In your copy, repeat the records exactly and leave out the pictures.
───── MATERIAL PROVIDED
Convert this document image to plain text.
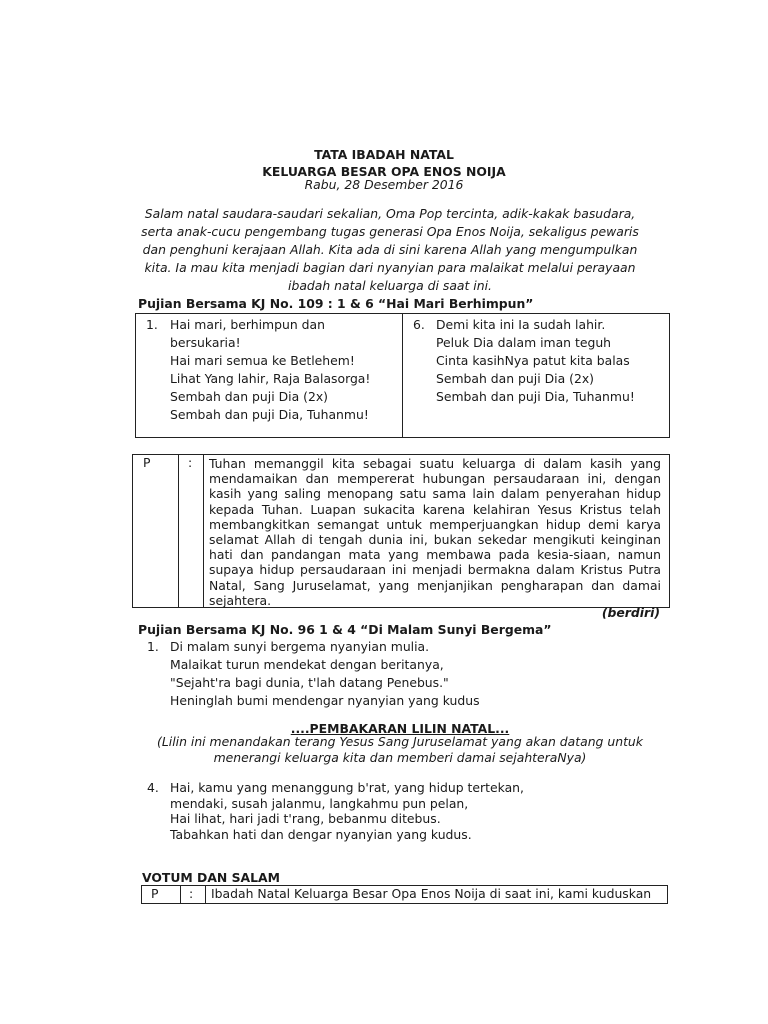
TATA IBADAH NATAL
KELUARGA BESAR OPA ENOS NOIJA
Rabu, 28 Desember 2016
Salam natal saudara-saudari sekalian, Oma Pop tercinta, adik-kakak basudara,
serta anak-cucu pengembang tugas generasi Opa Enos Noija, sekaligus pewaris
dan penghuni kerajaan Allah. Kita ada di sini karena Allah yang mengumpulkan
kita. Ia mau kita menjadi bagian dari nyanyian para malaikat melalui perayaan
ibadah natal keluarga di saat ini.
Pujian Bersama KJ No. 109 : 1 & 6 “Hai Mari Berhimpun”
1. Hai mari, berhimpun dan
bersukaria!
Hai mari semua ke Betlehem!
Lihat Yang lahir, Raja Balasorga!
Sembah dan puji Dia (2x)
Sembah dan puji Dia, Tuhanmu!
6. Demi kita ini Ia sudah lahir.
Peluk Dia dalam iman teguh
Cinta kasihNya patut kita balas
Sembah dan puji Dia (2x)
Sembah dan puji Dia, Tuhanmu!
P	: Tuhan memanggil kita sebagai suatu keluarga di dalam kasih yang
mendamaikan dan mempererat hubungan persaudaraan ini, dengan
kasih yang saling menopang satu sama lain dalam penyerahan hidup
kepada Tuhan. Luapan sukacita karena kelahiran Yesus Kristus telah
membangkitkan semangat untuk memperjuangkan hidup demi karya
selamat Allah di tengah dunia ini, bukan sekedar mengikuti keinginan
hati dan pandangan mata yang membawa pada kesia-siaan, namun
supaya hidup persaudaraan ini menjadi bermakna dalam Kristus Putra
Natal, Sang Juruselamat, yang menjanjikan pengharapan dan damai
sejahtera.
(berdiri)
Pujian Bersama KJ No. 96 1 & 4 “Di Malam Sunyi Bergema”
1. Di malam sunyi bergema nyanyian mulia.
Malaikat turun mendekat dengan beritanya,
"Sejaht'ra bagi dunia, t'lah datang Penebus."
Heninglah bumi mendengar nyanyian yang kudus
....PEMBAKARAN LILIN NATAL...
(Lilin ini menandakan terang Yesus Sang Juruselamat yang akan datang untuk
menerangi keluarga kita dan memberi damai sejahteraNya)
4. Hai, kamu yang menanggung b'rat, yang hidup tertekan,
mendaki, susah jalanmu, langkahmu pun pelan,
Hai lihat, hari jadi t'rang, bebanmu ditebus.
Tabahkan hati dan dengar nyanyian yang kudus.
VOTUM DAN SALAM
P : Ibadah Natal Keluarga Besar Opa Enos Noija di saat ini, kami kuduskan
──────────
**COMPLETE ANSWER:**
Convert this document image to plain text.
TATA IBADAH NATAL
KELUARGA BESAR OPA ENOS NOIJA
Rabu, 28 Desember 2016
Salam natal saudara-saudari sekalian, Oma Pop tercinta, adik-kakak basudara,
serta anak-cucu pengembang tugas generasi Opa Enos Noija, sekaligus pewaris
dan penghuni kerajaan Allah. Kita ada di sini karena Allah yang mengumpulkan
kita. Ia mau kita menjadi bagian dari nyanyian para malaikat melalui perayaan
ibadah natal keluarga di saat ini.
Pujian Bersama KJ No. 109 : 1 & 6 “Hai Mari Berhimpun”
1. Hai mari, berhimpun dan
bersukaria!
Hai mari semua ke Betlehem!
Lihat Yang lahir, Raja Balasorga!
Sembah dan puji Dia (2x)
Sembah dan puji Dia, Tuhanmu!
6. Demi kita ini Ia sudah lahir.
Peluk Dia dalam iman teguh
Cinta kasihNya patut kita balas
Sembah dan puji Dia (2x)
Sembah dan puji Dia, Tuhanmu!
P	: Tuhan memanggil kita sebagai suatu keluarga di dalam kasih yang
mendamaikan dan mempererat hubungan persaudaraan ini, dengan
kasih yang saling menopang satu sama lain dalam penyerahan hidup
kepada Tuhan. Luapan sukacita karena kelahiran Yesus Kristus telah
membangkitkan semangat untuk memperjuangkan hidup demi karya
selamat Allah di tengah dunia ini, bukan sekedar mengikuti keinginan
hati dan pandangan mata yang membawa pada kesia-siaan, namun
supaya hidup persaudaraan ini menjadi bermakna dalam Kristus Putra
Natal, Sang Juruselamat, yang menjanjikan pengharapan dan damai
sejahtera.
(berdiri)
Pujian Bersama KJ No. 96 1 & 4 “Di Malam Sunyi Bergema”
1. Di malam sunyi bergema nyanyian mulia.
Malaikat turun mendekat dengan beritanya,
"Sejaht'ra bagi dunia, t'lah datang Penebus."
Heninglah bumi mendengar nyanyian yang kudus
....PEMBAKARAN LILIN NATAL...
(Lilin ini menandakan terang Yesus Sang Juruselamat yang akan datang untuk
menerangi keluarga kita dan memberi damai sejahteraNya)
4. Hai, kamu yang menanggung b'rat, yang hidup tertekan,
mendaki, susah jalanmu, langkahmu pun pelan,
Hai lihat, hari jadi t'rang, bebanmu ditebus.
Tabahkan hati dan dengar nyanyian yang kudus.
VOTUM DAN SALAM
P : Ibadah Natal Keluarga Besar Opa Enos Noija di saat ini, kami kuduskan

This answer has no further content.